◆ WHAT YOU SHOULD DO
Single out the lines of the material that contain "screenshot" and copy them.

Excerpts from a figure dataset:
# # # # #

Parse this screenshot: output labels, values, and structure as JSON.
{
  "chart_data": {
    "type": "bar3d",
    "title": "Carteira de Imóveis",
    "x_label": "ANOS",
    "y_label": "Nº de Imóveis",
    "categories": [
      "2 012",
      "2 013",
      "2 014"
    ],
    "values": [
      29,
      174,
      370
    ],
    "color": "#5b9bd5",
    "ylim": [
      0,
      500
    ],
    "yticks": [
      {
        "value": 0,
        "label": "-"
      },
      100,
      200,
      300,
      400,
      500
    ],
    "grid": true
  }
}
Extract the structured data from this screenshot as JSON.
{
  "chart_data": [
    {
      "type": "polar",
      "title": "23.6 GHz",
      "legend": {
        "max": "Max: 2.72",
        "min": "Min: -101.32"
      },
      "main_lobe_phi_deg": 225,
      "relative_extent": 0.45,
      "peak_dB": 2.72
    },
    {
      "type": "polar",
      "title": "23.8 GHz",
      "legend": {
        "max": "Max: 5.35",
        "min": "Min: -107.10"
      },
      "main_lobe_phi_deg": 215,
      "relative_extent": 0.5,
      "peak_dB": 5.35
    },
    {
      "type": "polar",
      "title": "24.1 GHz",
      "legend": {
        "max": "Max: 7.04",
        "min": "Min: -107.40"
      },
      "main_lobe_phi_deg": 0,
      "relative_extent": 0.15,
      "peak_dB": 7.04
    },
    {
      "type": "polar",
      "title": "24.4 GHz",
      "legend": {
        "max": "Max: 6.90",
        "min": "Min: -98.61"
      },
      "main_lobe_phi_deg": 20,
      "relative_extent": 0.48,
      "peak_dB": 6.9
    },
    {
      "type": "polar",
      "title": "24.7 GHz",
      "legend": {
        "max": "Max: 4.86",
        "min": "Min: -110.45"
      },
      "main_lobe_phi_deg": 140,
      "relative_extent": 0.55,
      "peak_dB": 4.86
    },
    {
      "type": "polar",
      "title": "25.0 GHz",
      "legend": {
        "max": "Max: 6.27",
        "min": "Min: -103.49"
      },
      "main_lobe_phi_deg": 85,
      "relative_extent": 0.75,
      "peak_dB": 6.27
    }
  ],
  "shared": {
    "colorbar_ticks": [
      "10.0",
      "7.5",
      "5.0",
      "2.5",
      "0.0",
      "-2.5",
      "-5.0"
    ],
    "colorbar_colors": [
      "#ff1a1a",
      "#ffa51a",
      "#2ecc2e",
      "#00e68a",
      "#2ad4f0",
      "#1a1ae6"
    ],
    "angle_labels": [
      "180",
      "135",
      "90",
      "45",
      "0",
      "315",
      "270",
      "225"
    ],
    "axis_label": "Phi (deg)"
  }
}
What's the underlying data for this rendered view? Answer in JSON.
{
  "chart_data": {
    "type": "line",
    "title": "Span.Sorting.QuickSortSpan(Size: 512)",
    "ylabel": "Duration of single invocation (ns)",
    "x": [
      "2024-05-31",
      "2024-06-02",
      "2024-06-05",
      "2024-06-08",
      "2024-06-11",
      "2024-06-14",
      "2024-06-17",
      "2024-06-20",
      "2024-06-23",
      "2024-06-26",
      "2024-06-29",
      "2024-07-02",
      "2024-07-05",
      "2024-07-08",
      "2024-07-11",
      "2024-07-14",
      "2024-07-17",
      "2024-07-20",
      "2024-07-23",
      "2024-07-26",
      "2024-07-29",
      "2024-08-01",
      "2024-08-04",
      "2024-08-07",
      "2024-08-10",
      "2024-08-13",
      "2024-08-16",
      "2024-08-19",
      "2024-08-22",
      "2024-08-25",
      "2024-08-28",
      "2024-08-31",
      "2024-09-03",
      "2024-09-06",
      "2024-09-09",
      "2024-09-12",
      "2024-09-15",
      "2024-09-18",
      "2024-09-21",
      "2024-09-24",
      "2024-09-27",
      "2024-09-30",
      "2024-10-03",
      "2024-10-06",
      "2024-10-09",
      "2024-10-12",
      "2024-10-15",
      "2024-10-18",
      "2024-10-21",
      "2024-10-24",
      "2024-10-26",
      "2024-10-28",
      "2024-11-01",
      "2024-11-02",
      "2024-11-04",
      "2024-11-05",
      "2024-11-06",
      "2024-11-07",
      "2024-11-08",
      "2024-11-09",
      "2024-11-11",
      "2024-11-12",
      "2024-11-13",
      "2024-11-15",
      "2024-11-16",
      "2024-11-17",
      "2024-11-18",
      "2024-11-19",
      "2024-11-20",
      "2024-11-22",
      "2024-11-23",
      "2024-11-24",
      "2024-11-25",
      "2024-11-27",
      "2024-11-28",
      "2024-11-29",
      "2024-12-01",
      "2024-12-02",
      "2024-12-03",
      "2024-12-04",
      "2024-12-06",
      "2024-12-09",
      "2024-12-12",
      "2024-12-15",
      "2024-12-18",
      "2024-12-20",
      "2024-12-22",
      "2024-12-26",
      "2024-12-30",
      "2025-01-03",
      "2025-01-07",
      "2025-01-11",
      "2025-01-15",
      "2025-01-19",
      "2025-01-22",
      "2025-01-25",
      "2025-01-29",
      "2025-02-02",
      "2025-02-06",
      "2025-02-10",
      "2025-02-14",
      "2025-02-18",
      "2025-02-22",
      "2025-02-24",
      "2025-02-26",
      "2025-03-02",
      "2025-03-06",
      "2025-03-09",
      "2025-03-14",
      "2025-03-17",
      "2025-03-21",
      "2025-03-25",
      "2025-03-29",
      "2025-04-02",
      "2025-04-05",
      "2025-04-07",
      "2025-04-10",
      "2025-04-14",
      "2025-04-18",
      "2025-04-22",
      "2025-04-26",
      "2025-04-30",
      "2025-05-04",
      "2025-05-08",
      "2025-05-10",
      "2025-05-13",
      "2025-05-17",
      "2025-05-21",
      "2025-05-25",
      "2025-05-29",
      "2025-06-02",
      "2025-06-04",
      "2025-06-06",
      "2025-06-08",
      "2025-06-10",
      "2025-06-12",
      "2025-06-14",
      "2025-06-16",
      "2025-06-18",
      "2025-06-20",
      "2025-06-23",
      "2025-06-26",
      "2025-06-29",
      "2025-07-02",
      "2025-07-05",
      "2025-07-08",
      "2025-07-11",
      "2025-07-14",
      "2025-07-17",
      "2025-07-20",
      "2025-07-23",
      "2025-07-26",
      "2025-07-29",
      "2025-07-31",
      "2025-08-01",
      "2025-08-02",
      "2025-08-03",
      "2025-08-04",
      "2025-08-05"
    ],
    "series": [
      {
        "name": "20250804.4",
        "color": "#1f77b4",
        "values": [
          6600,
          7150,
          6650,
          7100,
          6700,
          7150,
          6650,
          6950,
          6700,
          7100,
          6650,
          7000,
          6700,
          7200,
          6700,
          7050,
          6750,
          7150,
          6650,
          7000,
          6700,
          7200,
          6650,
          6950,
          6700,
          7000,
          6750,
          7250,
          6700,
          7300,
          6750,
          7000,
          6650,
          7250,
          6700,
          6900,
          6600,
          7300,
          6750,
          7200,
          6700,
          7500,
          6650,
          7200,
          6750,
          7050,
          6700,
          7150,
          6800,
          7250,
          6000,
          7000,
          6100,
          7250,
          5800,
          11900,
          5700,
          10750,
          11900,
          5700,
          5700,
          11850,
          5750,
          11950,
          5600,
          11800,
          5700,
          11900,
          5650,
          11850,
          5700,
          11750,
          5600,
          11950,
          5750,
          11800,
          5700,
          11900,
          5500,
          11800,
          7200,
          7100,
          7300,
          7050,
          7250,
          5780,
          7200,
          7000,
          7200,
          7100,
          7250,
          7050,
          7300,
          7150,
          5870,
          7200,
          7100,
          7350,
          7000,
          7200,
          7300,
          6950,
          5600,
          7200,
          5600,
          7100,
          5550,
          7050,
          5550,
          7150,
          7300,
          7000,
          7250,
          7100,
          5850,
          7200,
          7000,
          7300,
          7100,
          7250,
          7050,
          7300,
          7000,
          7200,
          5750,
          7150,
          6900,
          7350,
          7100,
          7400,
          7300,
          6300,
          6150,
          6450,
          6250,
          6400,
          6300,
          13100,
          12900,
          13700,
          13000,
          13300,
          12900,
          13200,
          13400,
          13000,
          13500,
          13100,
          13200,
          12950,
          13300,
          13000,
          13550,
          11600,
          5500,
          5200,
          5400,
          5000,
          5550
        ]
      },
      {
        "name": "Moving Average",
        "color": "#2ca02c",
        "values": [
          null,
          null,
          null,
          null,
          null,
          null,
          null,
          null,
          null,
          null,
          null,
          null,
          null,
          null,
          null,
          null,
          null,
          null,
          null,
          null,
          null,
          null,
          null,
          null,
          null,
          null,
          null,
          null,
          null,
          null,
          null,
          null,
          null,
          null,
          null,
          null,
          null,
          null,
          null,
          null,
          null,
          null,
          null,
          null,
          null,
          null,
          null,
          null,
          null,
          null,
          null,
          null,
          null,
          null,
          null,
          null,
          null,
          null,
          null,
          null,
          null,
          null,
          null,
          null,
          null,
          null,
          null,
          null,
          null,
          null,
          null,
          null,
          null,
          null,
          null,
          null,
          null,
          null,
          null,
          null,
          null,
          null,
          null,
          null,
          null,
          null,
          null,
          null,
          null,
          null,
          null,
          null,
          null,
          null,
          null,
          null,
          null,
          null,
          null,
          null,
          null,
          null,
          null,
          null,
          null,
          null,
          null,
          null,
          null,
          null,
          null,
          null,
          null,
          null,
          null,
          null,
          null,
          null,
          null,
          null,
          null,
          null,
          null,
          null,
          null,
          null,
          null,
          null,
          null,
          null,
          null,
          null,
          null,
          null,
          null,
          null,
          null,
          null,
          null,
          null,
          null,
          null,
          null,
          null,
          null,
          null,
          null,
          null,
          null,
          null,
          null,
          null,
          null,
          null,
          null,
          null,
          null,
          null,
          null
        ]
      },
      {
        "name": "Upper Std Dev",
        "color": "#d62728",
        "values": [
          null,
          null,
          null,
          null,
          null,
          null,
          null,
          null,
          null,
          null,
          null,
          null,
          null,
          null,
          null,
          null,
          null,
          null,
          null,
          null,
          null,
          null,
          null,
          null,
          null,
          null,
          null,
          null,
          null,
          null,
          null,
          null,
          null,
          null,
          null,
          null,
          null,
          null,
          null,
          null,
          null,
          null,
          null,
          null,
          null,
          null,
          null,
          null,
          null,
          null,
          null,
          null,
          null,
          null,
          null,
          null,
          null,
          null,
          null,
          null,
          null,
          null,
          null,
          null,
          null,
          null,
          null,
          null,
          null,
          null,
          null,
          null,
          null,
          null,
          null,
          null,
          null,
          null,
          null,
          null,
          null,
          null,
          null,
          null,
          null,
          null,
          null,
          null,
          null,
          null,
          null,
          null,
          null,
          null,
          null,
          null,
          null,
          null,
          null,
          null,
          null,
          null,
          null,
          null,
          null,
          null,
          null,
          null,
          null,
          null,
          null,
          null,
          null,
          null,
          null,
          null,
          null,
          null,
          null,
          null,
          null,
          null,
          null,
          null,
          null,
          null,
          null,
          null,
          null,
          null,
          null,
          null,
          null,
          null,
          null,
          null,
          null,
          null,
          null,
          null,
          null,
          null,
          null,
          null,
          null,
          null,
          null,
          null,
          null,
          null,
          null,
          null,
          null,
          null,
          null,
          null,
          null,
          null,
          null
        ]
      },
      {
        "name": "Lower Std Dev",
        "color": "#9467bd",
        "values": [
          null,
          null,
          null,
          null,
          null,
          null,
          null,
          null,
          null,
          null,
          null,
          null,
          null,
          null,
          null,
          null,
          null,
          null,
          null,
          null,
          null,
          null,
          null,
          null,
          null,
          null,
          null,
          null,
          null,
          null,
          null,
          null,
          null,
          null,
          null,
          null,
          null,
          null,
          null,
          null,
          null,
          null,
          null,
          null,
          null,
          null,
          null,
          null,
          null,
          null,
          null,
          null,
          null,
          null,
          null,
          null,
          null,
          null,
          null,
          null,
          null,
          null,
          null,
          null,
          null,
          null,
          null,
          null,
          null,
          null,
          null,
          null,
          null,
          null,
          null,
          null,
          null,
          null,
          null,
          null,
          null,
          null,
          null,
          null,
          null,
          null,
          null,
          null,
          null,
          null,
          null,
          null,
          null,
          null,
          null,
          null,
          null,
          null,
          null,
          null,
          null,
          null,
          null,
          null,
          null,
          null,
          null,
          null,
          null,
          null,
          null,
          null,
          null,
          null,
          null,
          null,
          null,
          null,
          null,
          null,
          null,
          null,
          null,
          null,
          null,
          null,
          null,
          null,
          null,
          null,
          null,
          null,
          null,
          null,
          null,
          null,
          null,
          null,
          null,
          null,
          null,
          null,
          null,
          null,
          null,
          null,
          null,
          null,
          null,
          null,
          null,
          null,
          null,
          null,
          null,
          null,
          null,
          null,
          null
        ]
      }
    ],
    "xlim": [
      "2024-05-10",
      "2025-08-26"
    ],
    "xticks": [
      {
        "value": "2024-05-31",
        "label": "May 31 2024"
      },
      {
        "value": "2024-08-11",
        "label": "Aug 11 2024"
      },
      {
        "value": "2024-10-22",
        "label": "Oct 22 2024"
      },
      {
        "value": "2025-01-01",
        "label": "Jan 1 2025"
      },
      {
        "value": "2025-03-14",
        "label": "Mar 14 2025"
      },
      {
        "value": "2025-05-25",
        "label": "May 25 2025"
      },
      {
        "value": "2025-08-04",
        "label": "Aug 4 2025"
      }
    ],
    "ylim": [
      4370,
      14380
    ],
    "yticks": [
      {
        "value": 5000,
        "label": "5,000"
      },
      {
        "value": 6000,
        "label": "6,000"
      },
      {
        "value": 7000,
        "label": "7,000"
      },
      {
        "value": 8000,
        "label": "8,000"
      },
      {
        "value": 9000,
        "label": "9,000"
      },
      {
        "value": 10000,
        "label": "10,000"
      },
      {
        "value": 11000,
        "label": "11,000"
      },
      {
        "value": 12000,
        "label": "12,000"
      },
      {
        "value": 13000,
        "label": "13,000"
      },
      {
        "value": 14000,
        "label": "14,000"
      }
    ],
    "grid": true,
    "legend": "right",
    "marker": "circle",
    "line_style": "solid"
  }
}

# # # # #

◆ RESPONSE TO THIS EXERCISE
Parse this screenshot: output labels, values, and structure as JSON.
Extract the structured data from this screenshot as JSON.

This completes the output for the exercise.